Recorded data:
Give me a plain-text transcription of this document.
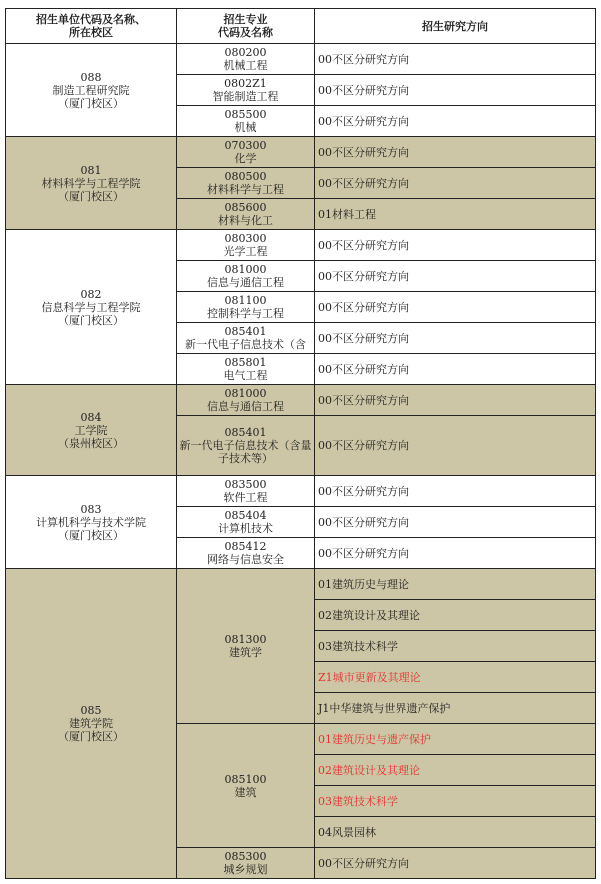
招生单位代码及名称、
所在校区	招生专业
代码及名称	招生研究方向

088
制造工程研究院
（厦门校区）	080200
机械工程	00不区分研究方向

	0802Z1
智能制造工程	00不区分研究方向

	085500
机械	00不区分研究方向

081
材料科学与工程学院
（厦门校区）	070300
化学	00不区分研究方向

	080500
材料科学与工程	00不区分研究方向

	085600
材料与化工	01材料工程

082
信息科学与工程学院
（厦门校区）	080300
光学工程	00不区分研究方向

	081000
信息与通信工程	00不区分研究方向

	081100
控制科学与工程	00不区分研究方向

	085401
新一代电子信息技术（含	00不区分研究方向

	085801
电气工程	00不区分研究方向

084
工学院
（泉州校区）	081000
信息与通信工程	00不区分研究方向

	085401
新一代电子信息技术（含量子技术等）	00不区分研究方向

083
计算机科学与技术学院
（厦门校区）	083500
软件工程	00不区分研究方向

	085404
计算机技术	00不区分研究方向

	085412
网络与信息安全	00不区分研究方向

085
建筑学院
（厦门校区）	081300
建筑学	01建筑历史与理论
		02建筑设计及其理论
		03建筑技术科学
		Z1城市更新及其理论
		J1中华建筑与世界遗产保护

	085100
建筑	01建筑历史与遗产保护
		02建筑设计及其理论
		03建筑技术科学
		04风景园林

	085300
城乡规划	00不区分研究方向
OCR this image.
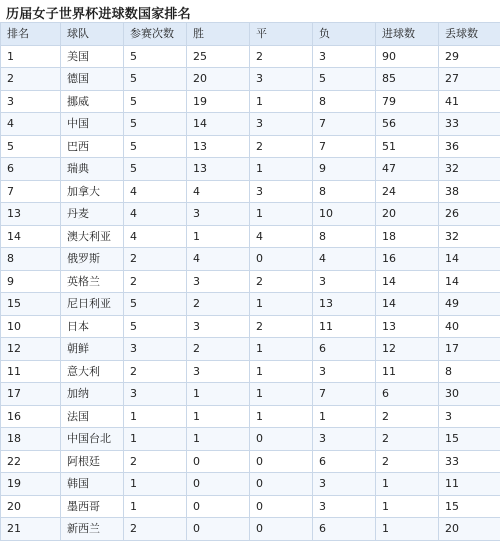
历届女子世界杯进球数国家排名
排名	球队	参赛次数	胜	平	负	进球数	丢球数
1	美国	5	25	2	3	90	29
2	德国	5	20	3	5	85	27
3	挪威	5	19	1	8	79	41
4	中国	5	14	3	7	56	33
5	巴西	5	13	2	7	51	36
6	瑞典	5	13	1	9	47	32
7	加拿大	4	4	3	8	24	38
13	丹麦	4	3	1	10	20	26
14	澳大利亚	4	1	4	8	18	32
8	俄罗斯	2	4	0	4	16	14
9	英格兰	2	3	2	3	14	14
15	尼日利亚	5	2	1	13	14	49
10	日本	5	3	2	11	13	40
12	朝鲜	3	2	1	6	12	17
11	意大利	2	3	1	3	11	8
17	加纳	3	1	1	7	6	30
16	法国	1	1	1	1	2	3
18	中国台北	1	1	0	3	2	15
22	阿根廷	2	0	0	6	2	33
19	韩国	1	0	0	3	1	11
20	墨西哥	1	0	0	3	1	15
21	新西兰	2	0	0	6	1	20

## Written task
Find the lines with the string "this" and reproduce them.

## Answer to the problem
Give me a plain-text transcription of this document.
OCR this image.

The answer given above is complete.